**TASK STATEMENT:** Say the number of lines containing the string "structured", and say nothing else.

**RECORDS FOR THIS TASK:**

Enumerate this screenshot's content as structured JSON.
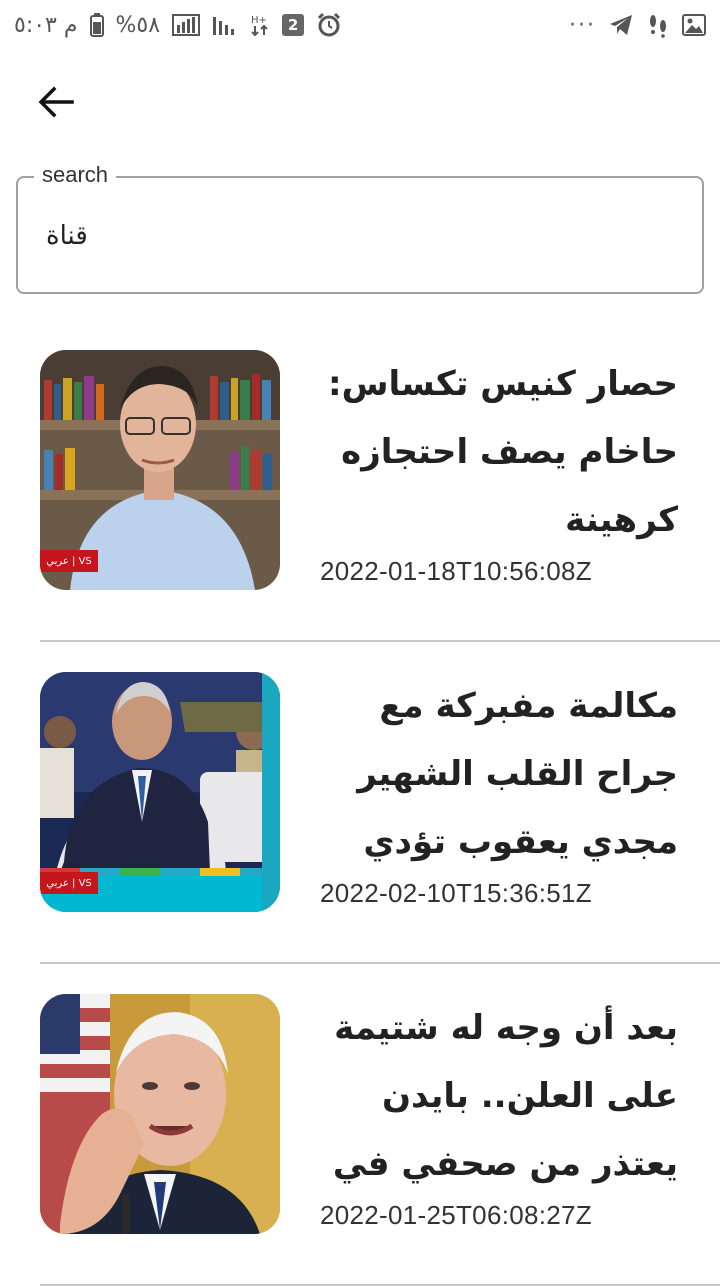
{
  "status_bar": {
    "time": "م ٥:٠٣",
    "battery": "%٥٨",
    "sim_badge": "2",
    "more": "···"
  },
  "search": {
    "label": "search",
    "value": "قناة"
  },
  "articles": [
    {
      "title": "حصار كنيس تكساس: حاخام يصف احتجازه كرهينة",
      "date": "2022-01-18T10:56:08Z",
      "tag": "عربي | VS"
    },
    {
      "title": "مكالمة مفبركة مع جراح القلب الشهير مجدي يعقوب تؤدي لوقف ...",
      "date": "2022-02-10T15:36:51Z",
      "tag": "عربي | VS"
    },
    {
      "title": "بعد أن وجه له شتيمة على العلن.. بايدن يعتذر من صحفي في \"فوكس...",
      "date": "2022-01-25T06:08:27Z"
    }
  ],
  "colors": {
    "divider": "#c8c8c8",
    "field_border": "#a0a0a0",
    "tag_red": "#c4161c"
  }
}
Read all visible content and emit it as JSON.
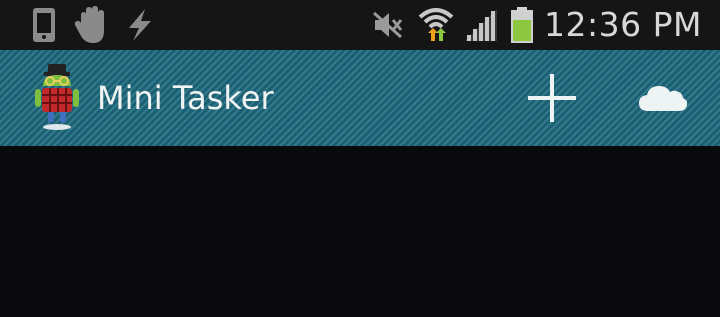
{
  "status_bar": {
    "time": "12:36 PM",
    "icons": [
      "phone-icon",
      "hand-icon",
      "flash-icon",
      "mute-icon",
      "wifi-icon",
      "signal-icon",
      "battery-icon"
    ],
    "battery_color": "#8dc63f"
  },
  "action_bar": {
    "title": "Mini Tasker",
    "background_color": "#1d6b7f",
    "actions": [
      "add-icon",
      "cloud-sync-icon"
    ]
  }
}
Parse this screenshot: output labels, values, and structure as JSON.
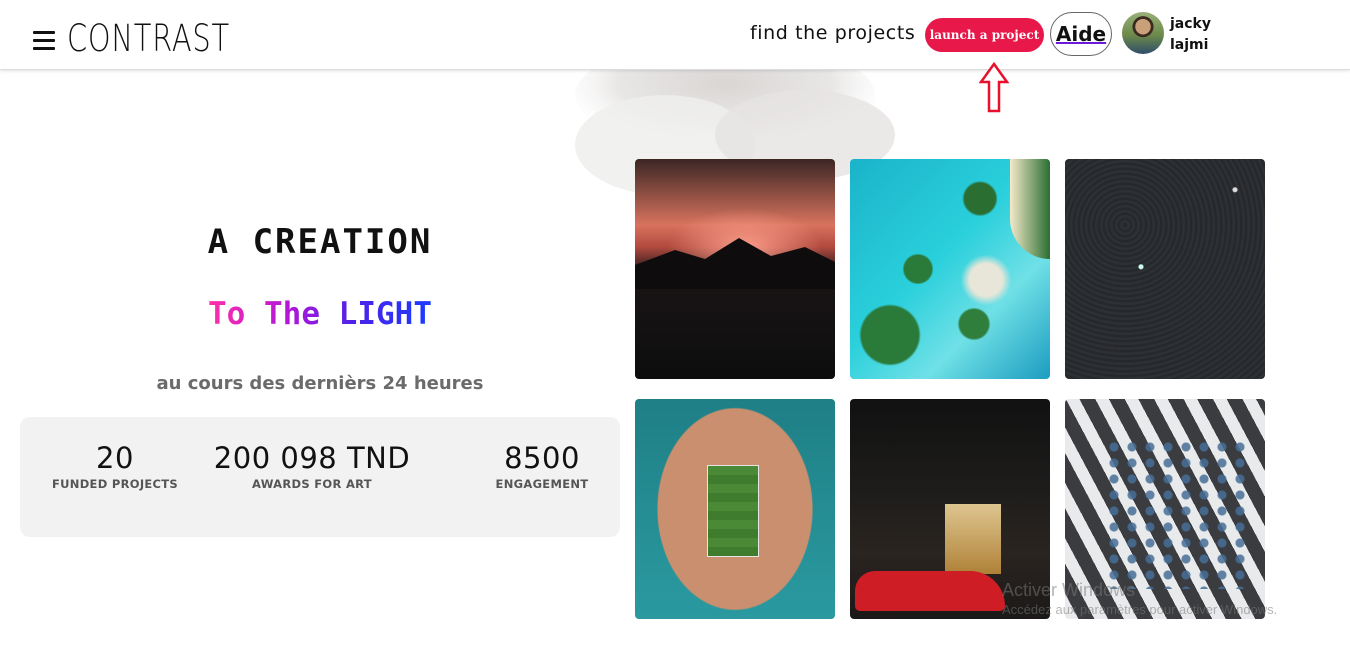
{
  "header": {
    "logo_text": "CONTRAST",
    "nav_link": "find the projects",
    "launch_button": "launch a project",
    "help_button": "Aide",
    "user": {
      "first_name": "jacky",
      "last_name": "lajmi"
    }
  },
  "hero": {
    "title": "A CREATION",
    "subtitle": "To The LIGHT",
    "caption": "au cours des dernièrs 24 heures"
  },
  "stats": [
    {
      "value": "20",
      "label": "FUNDED PROJECTS"
    },
    {
      "value": "200 098 TND",
      "label": "AWARDS FOR ART"
    },
    {
      "value": "8500",
      "label": "ENGAGEMENT"
    }
  ],
  "gallery": [
    "sunset-mountains",
    "tropical-islands",
    "night-sea-boat",
    "island-football-field",
    "hotel-entrance-red-car",
    "crosswalk-umbrellas"
  ],
  "watermark": {
    "line1": "Activer Windows",
    "line2": "Accédez aux paramètres pour activer Windows."
  },
  "colors": {
    "accent": "#e8194a",
    "subtitle_gradient": [
      "#ff2fa8",
      "#b517d8",
      "#1a3cff"
    ],
    "stats_background": "#f2f2f2"
  }
}
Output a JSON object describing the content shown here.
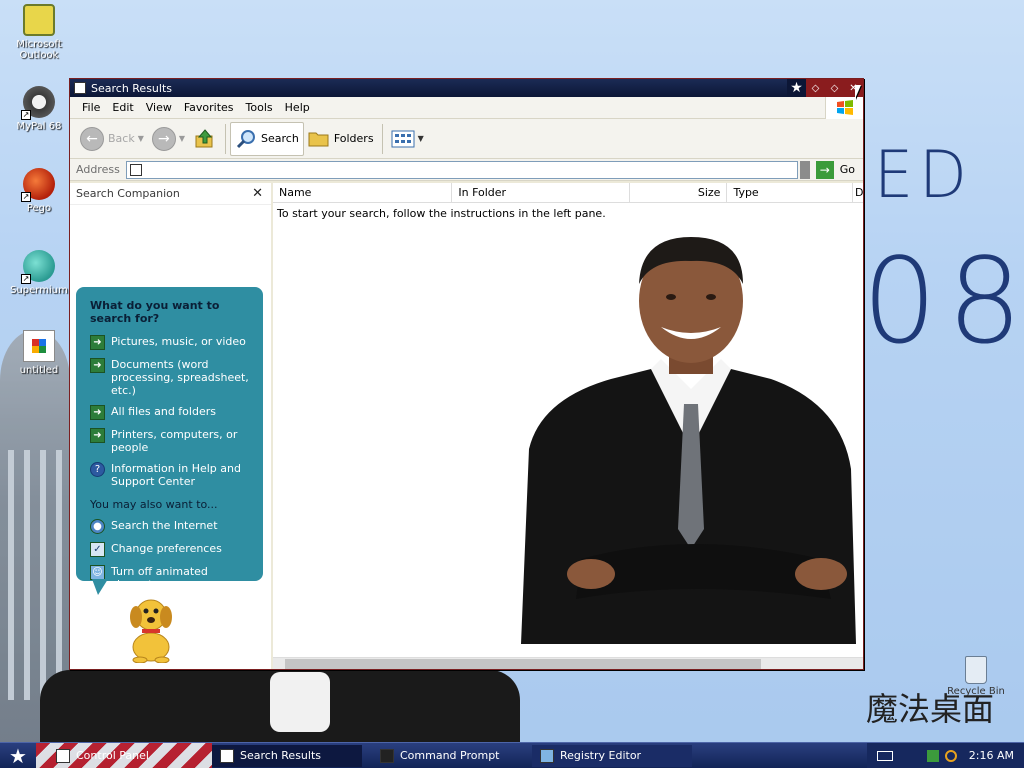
{
  "desktop": {
    "icons": [
      {
        "label": "Microsoft Outlook"
      },
      {
        "label": "MyPal 68"
      },
      {
        "label": "Pego"
      },
      {
        "label": "Supermium"
      },
      {
        "label": "untitled"
      }
    ],
    "bg_text_1": "ED",
    "bg_text_2": "08",
    "logo_text": "魔法桌面",
    "recycle_bin": "Recycle Bin"
  },
  "window": {
    "title": "Search Results",
    "menu": [
      "File",
      "Edit",
      "View",
      "Favorites",
      "Tools",
      "Help"
    ],
    "toolbar": {
      "back": "Back",
      "search": "Search",
      "folders": "Folders"
    },
    "address": {
      "label": "Address",
      "value": "",
      "go": "Go"
    },
    "companion": {
      "title": "Search Companion",
      "close": "✕",
      "question": "What do you want to search for?",
      "options": [
        "Pictures, music, or video",
        "Documents (word processing, spreadsheet, etc.)",
        "All files and folders",
        "Printers, computers, or people",
        "Information in Help and Support Center"
      ],
      "also_label": "You may also want to...",
      "also": [
        "Search the Internet",
        "Change preferences",
        "Turn off animated character"
      ]
    },
    "results": {
      "columns": [
        "Name",
        "In Folder",
        "Size",
        "Type",
        "D"
      ],
      "hint": "To start your search, follow the instructions in the left pane."
    }
  },
  "taskbar": {
    "tasks": [
      {
        "label": "Control Panel"
      },
      {
        "label": "Search Results"
      },
      {
        "label": "Command Prompt"
      },
      {
        "label": "Registry Editor"
      }
    ],
    "clock": "2:16 AM"
  },
  "colors": {
    "titlebar": "#0c1636",
    "companion_bubble": "#2f8ea2",
    "taskbar": "#122457",
    "bg_text": "#1f3a78"
  }
}
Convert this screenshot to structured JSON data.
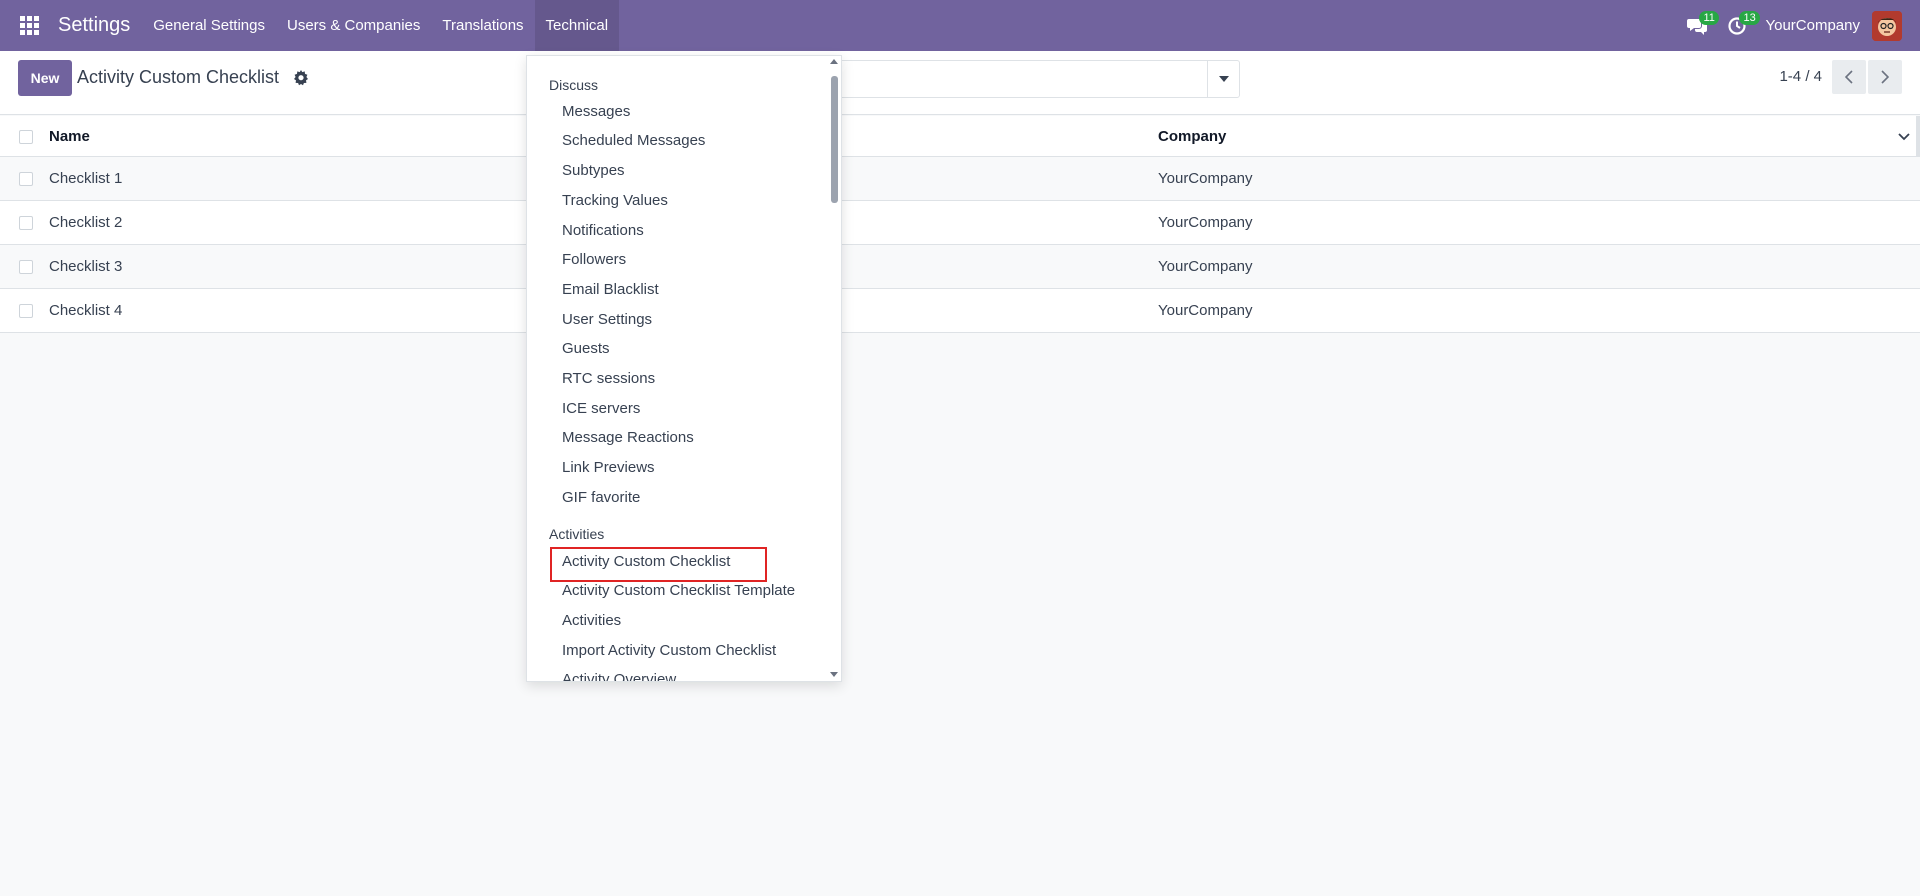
{
  "navbar": {
    "brand": "Settings",
    "menu": [
      "General Settings",
      "Users & Companies",
      "Translations",
      "Technical"
    ],
    "active_index": 3,
    "messages_count": "11",
    "activities_count": "13",
    "company": "YourCompany"
  },
  "control_panel": {
    "new_label": "New",
    "title": "Activity Custom Checklist",
    "pager": "1-4 / 4"
  },
  "list": {
    "columns": [
      "Name",
      "Company"
    ],
    "rows": [
      {
        "name": "Checklist 1",
        "company": "YourCompany"
      },
      {
        "name": "Checklist 2",
        "company": "YourCompany"
      },
      {
        "name": "Checklist 3",
        "company": "YourCompany"
      },
      {
        "name": "Checklist 4",
        "company": "YourCompany"
      }
    ]
  },
  "dropdown": {
    "sections": [
      {
        "title": "Discuss",
        "items": [
          "Messages",
          "Scheduled Messages",
          "Subtypes",
          "Tracking Values",
          "Notifications",
          "Followers",
          "Email Blacklist",
          "User Settings",
          "Guests",
          "RTC sessions",
          "ICE servers",
          "Message Reactions",
          "Link Previews",
          "GIF favorite"
        ]
      },
      {
        "title": "Activities",
        "items": [
          "Activity Custom Checklist",
          "Activity Custom Checklist Template",
          "Activities",
          "Import Activity Custom Checklist",
          "Activity Overview"
        ]
      }
    ],
    "highlighted_item": "Activity Custom Checklist"
  },
  "colors": {
    "navbar": "#71639e",
    "highlight_border": "#e02424",
    "badge": "#28a745"
  }
}
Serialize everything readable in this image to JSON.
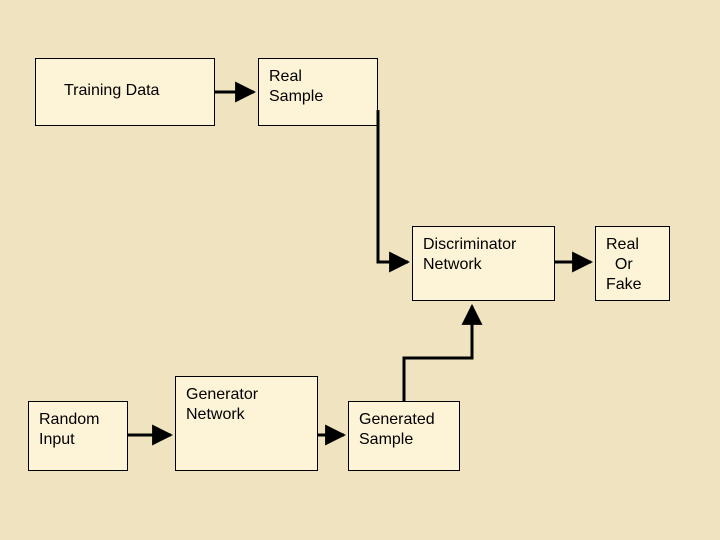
{
  "boxes": {
    "training_data": "Training Data",
    "real_sample": "Real\nSample",
    "discriminator": "Discriminator\nNetwork",
    "output": "Real\n  Or\nFake",
    "random_input": "Random\nInput",
    "generator": "Generator\nNetwork",
    "generated_sample": "Generated\nSample"
  }
}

**SOLUTION:** 2